• PAGE EXCERPT
★ ★ ★ ★ ★ ★ ★
There are parts that are different. Really small things. Things like there's a reference to Nazis and one of the characters being a Nazi. In New Zealand, at least when we were testing it that got a big laugh, and in America there's silence. We'll see how Canada goes.

On behalf of the Jews, we laughed. That's a good Nazi joke.

Well, my attitude towards that is people don't want you to joke about the Nazis, well, they're Nazis. If we won't joke about Nazis, then they've won.

We can't let the Nazis win.

There's a musicality to the comedy, it seems like the improv has a bouncing back and forth, almost jazz like element.

Right. Some of that is faked through editing.

Let's put it this way: When you're cutting stuff like that and you're involved in the direction, do you feel that your own musicality very much influences your filmmaking?

I guess in a way we go, when you're saying cut to it . . . . now, so you know if sometimes you get really specific about when the timing of something should be and you don't necessarily know why and I guess that's probably like jazz, yeah.

And knowing when to cut is knowing when it's going to get a reaction, or does that only come with lots of testing?

Well, that's different for different people. In a movie like this we do sometimes linger on things for a long time. Some people laugh a little and it willl die down, and there will be one or two people laughing their heads off, so it's a bit weird.

The character does an erotic dance, where it's just on way too long and I found it so funny, I could watch that for hours probably. And when we were filming, that's the most I laughed, just watching him dance.

Is that the key? You have to make yourself amused first?

But everyone's different.

But as long as you're making what you see as funny. Yet here there are two directors you need to make laugh.

We don't differ on that much really, considering, but we did differ on that. Sometimes with two directors you've just got to hold out the longest. Sometimes we'd make deals where we'd go "OK, I'll let you have this joke if I can have this joke", and then we'd go watch it and go "your joke didn't work", and we'd go "OK, but you don't get your joke either". But mostly, we agree.
★ ★ ★ ★ ★ ★ ★
• DATA BLOCK
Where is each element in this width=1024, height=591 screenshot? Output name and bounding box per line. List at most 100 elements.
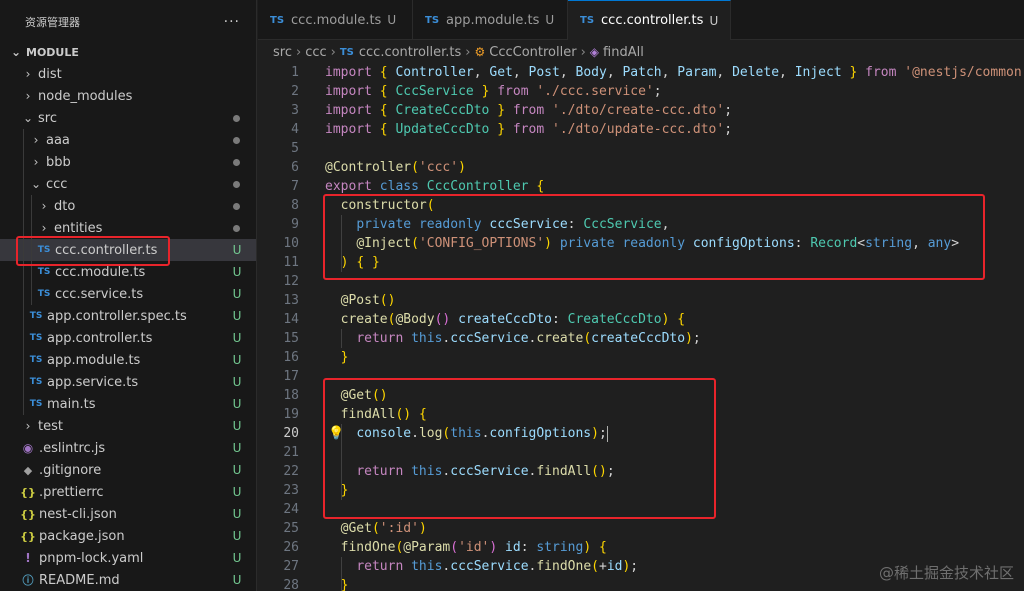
★ ★ ★ ★ ★ ★ ★
• SET TASK 1
In the interview excerpt, where did the joke about a character being a Nazi get a big laugh during testing?
• SET TASK 2
Extend the interview excerpt past its final sentence.

• OUTPUT 1
In New Zealand.

• OUTPUT 2
You spoke earlier of Nazis. Say what you will about National Socialism, at least they had an ethos, and part of that was to have somebody in charge. You would think that with two directors, at some point in time, somebody has to make the final call. Do you ever say, "I'm in the second MUPPET MOVIE! I get to make the call!"

I'd say it would be more likely to be Taika saying I've directed two movies and you haven't. But no, we'd just discuss it and we've watched it so many times. We can tell if it doesn't work.

Thanks to one of your lines, I've been thinking about sandwiches since January.

It sticks with people, that image.

That's one where that didn't make me laugh. I wrote it and wanted someone else to say it. We'd forgotten and then it was like, oh, no one's done this. It's so disgusting, and then I said it, and then that was in a pickup thing and they said oh, well, we've got to put that line in, obviously.

I was like ugh, no. And I got voted out. The editor and Taika voted me out 2-1.

So, you didn't want to include my favourite line in the movie that you wrote and performed?

Yeah. I think it's because sometimes it's hard to make me laugh. I think it's like tickling yourself, where it's hard to surprise yourself.

I happened to think of that one, and it's just kind of disgusting to me, which is why people laugh at it.

Do you stockpile jokes from one project to another? Do you write something and then think about how it'd work in a totally different context?

Today I was writing and it wasn't working and then I mentioned that both characters were played by Jeff Goldblum and then suddenly, I found it funny. So sometimes you need to think of the thing that spurs you on.

Are you writing something now that might be used in a project 5 years from now?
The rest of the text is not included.